What is being asked>
Produce the listing below again, exactly as shown.

Input rows>
— start —

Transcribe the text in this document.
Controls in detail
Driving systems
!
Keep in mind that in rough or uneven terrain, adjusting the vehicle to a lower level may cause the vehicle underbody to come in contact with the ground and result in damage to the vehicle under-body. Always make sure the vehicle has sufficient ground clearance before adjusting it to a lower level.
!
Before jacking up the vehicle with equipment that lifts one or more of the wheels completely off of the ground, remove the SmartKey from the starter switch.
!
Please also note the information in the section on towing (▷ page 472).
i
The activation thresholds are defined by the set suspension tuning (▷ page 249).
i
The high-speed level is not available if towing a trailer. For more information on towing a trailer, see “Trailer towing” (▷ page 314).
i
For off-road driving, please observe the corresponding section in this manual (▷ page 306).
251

— end —

Correct answer>
Transcribe the text in this document.
Controls in detail
Driving systems
!
Keep in mind that in rough or uneven terrain, adjusting the vehicle to a lower level may cause the vehicle underbody to come in contact with the ground and result in damage to the vehicle under-body. Always make sure the vehicle has sufficient ground clearance before adjusting it to a lower level.
!
Before jacking up the vehicle with equipment that lifts one or more of the wheels completely off of the ground, remove the SmartKey from the starter switch.
!
Please also note the information in the section on towing (▷ page 472).
i
The activation thresholds are defined by the set suspension tuning (▷ page 249).
i
The high-speed level is not available if towing a trailer. For more information on towing a trailer, see “Trailer towing” (▷ page 314).
i
For off-road driving, please observe the corresponding section in this manual (▷ page 306).
251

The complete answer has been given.